**EXERCISE REQUIREMENTS:**
Reproduce every line of the listing below character for character, leaving out any pictures.

**RECORDS:**
--------------------

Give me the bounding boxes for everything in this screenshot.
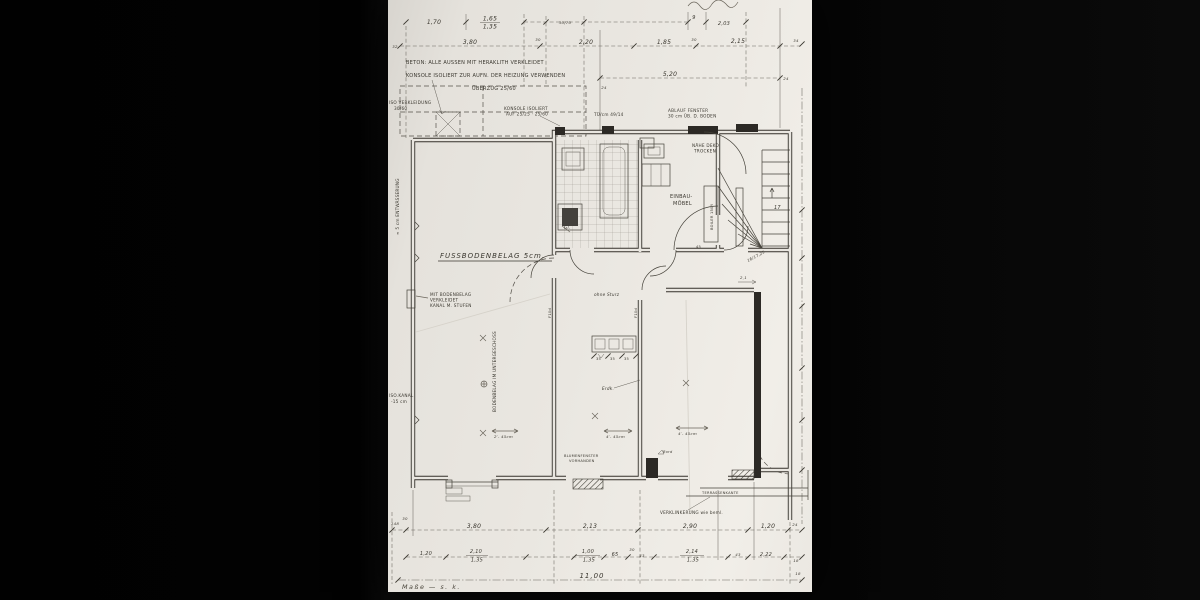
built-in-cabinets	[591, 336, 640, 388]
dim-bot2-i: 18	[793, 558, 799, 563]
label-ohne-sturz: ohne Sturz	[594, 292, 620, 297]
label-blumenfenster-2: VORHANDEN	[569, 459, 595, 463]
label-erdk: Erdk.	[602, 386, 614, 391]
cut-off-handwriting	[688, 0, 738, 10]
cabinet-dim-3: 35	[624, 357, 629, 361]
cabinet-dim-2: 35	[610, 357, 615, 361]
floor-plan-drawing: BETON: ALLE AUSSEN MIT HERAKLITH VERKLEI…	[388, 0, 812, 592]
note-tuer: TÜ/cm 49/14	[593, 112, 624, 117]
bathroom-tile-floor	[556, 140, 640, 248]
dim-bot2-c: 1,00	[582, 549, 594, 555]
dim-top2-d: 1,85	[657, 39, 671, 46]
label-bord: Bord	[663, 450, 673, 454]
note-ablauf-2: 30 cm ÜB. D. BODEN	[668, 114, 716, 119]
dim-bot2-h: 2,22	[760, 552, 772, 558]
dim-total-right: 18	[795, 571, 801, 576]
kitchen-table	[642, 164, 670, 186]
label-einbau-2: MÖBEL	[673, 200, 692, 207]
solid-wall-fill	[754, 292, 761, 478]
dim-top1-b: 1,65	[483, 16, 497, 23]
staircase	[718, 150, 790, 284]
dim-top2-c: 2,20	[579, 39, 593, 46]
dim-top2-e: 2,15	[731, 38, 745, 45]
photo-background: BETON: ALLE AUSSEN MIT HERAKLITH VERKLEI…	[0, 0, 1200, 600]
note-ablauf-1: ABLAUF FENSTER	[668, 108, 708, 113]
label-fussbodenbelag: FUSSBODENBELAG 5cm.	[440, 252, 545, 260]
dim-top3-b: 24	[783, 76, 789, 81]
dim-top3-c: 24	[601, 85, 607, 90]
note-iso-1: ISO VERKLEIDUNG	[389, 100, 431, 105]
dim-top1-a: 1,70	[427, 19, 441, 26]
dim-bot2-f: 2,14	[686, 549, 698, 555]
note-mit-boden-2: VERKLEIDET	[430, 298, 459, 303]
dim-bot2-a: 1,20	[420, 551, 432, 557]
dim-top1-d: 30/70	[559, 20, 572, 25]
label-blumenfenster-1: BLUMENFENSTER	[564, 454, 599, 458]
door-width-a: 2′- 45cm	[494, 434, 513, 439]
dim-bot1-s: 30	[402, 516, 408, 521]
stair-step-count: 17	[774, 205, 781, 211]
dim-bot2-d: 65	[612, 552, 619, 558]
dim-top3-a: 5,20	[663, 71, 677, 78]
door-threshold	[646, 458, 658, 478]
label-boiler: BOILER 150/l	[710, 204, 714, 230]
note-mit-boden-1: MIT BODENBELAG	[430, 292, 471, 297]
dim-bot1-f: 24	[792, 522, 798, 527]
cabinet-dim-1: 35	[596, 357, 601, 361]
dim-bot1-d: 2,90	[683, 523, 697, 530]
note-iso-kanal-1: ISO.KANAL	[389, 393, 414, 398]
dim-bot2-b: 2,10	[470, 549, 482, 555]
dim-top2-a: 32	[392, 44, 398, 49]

--------------------

**RESULT FOR THIS TASK:**
Give me the bounding boxes for everything in this screenshot.
built-in-cabinets	[591, 336, 640, 388]
dim-bot2-i: 18	[793, 558, 799, 563]
label-ohne-sturz: ohne Sturz	[594, 292, 620, 297]
label-blumenfenster-2: VORHANDEN	[569, 459, 595, 463]
label-erdk: Erdk.	[602, 386, 614, 391]
cut-off-handwriting	[688, 0, 738, 10]
cabinet-dim-3: 35	[624, 357, 629, 361]
cabinet-dim-2: 35	[610, 357, 615, 361]
floor-plan-drawing: BETON: ALLE AUSSEN MIT HERAKLITH VERKLEI…	[388, 0, 812, 592]
note-tuer: TÜ/cm 49/14	[593, 112, 624, 117]
bathroom-tile-floor	[556, 140, 640, 248]
dim-bot2-c: 1,00	[582, 549, 594, 555]
dim-top2-d: 1,85	[657, 39, 671, 46]
label-bord: Bord	[663, 450, 673, 454]
note-ablauf-2: 30 cm ÜB. D. BODEN	[668, 114, 716, 119]
dim-bot2-h: 2,22	[760, 552, 772, 558]
dim-total-right: 18	[795, 571, 801, 576]
kitchen-table	[642, 164, 670, 186]
label-einbau-2: MÖBEL	[673, 200, 692, 207]
solid-wall-fill	[754, 292, 761, 478]
dim-top1-b: 1,65	[483, 16, 497, 23]
staircase	[718, 150, 790, 284]
dim-top2-c: 2,20	[579, 39, 593, 46]
dim-top2-e: 2,15	[731, 38, 745, 45]
photo-background: BETON: ALLE AUSSEN MIT HERAKLITH VERKLEI…	[0, 0, 1200, 600]
note-ablauf-1: ABLAUF FENSTER	[668, 108, 708, 113]
label-fussbodenbelag: FUSSBODENBELAG 5cm.	[440, 252, 545, 260]
dim-top3-b: 24	[783, 76, 789, 81]
dim-top3-c: 24	[601, 85, 607, 90]
note-iso-1: ISO VERKLEIDUNG	[389, 100, 431, 105]
dim-top1-a: 1,70	[427, 19, 441, 26]
dim-bot2-f: 2,14	[686, 549, 698, 555]
note-mit-boden-2: VERKLEIDET	[430, 298, 459, 303]
dim-bot2-a: 1,20	[420, 551, 432, 557]
dim-top1-d: 30/70	[559, 20, 572, 25]
label-blumenfenster-1: BLUMENFENSTER	[564, 454, 599, 458]
door-width-a: 2′- 45cm	[494, 434, 513, 439]
dim-bot1-s: 30	[402, 516, 408, 521]
stair-step-count: 17	[774, 205, 781, 211]
dim-bot2-d: 65	[612, 552, 619, 558]
dim-top3-a: 5,20	[663, 71, 677, 78]
door-threshold	[646, 458, 658, 478]
label-boiler: BOILER 150/l	[710, 204, 714, 230]
note-mit-boden-1: MIT BODENBELAG	[430, 292, 471, 297]
dim-bot1-f: 24	[792, 522, 798, 527]
cabinet-dim-1: 35	[596, 357, 601, 361]
dim-bot1-d: 2,90	[683, 523, 697, 530]
note-iso-kanal-1: ISO.KANAL	[389, 393, 414, 398]
dim-bot2-b: 2,10	[470, 549, 482, 555]
dim-top2-a: 32	[392, 44, 398, 49]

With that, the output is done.